# EXERCISE AIM:
Scan the listing that follows and report how many lines contain "RISKS". Write the number alone.

○ ○ ○ ○

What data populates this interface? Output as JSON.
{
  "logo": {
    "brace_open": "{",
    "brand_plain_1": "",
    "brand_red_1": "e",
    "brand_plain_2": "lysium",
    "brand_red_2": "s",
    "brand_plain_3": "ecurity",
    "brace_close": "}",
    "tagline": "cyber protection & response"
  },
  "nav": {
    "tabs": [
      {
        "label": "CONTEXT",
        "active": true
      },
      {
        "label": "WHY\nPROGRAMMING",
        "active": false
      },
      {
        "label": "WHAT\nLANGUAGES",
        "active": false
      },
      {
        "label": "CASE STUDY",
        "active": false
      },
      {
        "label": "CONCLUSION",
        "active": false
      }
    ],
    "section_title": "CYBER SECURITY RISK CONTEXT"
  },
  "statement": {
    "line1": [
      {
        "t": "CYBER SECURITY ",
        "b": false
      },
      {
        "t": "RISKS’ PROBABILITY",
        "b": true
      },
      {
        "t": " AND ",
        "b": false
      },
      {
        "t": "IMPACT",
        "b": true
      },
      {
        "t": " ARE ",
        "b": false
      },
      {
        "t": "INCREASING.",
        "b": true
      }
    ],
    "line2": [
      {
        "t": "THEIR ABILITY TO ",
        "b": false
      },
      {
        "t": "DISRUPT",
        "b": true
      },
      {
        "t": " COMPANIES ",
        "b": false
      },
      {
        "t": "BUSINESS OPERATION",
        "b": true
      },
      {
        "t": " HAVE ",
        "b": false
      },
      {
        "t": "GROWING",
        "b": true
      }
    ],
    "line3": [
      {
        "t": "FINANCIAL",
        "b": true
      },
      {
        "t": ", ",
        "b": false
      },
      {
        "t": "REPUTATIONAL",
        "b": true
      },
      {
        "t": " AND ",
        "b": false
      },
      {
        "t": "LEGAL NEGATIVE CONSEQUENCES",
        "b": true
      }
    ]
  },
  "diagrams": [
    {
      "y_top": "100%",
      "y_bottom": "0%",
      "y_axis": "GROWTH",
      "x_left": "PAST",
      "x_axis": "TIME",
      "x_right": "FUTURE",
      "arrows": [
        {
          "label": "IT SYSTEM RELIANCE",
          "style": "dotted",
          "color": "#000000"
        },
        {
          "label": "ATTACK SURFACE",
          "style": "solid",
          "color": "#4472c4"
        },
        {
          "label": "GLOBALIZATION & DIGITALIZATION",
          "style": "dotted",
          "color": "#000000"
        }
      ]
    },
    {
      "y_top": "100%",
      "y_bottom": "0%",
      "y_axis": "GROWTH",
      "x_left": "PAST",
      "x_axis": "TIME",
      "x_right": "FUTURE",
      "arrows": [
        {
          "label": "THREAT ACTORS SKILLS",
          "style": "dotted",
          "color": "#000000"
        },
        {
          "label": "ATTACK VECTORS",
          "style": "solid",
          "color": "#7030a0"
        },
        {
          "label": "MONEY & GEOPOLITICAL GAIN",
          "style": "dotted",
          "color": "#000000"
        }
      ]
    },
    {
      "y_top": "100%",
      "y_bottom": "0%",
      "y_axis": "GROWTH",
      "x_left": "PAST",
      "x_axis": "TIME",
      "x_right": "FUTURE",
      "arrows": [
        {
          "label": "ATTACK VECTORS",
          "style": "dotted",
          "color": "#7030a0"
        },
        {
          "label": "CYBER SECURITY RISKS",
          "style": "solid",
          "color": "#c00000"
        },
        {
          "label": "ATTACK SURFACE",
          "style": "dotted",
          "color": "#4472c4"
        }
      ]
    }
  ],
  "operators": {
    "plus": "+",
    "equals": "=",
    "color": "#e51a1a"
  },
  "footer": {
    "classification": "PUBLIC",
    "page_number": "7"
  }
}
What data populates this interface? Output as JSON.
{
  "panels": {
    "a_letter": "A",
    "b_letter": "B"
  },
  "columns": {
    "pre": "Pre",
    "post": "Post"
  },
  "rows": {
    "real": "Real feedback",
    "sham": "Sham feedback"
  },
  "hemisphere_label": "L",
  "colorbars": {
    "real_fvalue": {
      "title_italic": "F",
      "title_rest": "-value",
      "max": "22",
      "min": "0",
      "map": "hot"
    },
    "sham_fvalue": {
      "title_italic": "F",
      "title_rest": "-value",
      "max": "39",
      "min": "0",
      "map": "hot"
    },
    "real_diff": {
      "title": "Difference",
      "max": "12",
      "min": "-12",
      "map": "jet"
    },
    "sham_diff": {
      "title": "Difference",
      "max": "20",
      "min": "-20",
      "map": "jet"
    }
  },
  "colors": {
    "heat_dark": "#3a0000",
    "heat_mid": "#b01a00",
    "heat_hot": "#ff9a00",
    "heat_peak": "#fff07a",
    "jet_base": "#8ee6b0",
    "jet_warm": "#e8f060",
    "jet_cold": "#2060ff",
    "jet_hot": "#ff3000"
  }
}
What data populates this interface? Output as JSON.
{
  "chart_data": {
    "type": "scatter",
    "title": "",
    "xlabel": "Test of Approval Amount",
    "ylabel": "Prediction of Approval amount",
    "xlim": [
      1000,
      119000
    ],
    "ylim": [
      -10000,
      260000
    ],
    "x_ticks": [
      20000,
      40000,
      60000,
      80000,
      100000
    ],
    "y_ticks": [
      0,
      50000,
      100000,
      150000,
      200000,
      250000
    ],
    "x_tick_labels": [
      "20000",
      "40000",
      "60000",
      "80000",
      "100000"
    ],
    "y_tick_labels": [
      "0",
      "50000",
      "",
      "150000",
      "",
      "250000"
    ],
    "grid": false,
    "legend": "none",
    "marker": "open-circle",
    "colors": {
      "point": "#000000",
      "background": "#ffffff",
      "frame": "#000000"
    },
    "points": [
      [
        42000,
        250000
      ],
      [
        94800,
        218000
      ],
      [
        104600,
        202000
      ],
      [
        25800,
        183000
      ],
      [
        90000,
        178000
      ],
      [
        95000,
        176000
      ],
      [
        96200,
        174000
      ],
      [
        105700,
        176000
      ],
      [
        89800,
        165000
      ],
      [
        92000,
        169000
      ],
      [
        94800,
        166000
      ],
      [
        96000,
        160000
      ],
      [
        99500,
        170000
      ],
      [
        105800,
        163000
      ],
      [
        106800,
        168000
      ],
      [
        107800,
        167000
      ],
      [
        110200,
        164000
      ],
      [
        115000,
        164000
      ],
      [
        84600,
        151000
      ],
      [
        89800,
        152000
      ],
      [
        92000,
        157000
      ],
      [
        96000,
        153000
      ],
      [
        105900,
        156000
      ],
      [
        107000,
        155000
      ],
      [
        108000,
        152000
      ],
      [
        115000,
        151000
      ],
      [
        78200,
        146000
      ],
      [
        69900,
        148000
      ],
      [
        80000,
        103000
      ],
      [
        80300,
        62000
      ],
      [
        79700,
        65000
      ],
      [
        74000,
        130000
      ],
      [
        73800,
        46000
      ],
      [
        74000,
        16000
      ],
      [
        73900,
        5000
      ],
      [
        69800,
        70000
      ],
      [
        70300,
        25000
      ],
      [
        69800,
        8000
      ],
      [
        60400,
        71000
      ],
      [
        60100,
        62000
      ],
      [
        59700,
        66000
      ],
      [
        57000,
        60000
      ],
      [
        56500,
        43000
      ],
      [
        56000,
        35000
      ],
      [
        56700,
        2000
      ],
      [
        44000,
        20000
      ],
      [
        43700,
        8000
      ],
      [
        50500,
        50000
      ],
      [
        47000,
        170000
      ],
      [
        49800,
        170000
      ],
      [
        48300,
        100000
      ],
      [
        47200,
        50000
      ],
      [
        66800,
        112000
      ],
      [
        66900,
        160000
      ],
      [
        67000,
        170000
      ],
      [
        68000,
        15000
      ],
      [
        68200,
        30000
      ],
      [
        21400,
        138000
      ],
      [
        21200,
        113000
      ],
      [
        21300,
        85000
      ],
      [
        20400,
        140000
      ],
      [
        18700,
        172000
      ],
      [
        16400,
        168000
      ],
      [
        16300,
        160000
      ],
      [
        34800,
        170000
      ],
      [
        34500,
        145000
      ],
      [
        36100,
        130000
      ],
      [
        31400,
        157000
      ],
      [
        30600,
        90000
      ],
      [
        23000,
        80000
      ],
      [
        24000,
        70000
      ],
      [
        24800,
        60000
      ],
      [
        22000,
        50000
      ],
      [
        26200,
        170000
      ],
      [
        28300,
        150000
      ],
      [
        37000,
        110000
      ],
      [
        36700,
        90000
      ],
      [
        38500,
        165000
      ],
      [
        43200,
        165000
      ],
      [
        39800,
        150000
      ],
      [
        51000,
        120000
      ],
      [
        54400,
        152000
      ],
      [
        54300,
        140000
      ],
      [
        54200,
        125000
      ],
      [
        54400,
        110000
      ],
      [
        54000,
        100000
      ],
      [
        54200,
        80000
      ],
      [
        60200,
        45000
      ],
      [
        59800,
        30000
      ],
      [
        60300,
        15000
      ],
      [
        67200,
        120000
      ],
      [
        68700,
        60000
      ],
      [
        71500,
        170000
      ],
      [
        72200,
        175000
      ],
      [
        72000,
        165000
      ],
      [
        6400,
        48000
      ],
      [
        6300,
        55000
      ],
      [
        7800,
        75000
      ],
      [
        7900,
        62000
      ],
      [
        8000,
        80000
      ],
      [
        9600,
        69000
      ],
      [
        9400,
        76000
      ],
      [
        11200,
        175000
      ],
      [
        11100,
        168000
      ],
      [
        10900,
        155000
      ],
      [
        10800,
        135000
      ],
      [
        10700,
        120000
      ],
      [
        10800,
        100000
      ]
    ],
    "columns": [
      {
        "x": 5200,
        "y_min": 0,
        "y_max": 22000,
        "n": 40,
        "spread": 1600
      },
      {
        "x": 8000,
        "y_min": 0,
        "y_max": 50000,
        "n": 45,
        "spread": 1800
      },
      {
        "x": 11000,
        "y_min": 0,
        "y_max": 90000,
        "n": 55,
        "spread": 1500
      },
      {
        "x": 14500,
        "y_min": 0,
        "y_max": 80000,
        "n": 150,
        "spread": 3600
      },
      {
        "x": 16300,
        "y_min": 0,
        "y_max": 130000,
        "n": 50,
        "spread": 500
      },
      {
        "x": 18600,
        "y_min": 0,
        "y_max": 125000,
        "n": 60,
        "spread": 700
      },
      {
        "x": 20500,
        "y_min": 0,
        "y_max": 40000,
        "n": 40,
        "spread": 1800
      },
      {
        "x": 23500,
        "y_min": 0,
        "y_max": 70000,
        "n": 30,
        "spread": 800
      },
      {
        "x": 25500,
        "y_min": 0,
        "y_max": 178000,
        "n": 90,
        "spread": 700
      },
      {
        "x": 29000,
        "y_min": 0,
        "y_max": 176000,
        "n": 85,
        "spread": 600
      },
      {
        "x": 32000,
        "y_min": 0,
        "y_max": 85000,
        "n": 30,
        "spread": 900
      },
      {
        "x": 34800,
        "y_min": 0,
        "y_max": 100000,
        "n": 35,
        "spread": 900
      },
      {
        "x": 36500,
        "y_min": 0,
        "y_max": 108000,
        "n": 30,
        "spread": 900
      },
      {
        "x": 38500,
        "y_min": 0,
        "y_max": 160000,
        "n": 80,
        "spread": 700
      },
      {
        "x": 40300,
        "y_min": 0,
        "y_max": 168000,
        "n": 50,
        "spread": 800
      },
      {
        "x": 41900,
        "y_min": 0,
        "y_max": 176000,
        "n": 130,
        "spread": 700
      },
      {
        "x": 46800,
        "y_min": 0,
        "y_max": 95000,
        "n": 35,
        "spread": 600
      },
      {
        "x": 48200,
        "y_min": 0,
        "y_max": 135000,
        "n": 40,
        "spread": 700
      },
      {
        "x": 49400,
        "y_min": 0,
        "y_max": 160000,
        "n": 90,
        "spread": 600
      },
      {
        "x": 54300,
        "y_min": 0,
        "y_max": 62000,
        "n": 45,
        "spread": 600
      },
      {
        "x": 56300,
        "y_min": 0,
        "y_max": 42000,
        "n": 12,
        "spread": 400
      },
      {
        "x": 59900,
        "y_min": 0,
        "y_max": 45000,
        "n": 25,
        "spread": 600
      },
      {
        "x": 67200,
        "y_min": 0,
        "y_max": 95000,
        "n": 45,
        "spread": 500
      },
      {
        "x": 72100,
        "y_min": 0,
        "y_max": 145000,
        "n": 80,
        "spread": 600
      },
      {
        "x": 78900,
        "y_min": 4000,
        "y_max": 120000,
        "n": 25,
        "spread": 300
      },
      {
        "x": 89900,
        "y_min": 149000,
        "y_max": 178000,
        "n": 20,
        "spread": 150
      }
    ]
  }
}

○ ○ ○ ○

# EXPECTED ANSWER:
2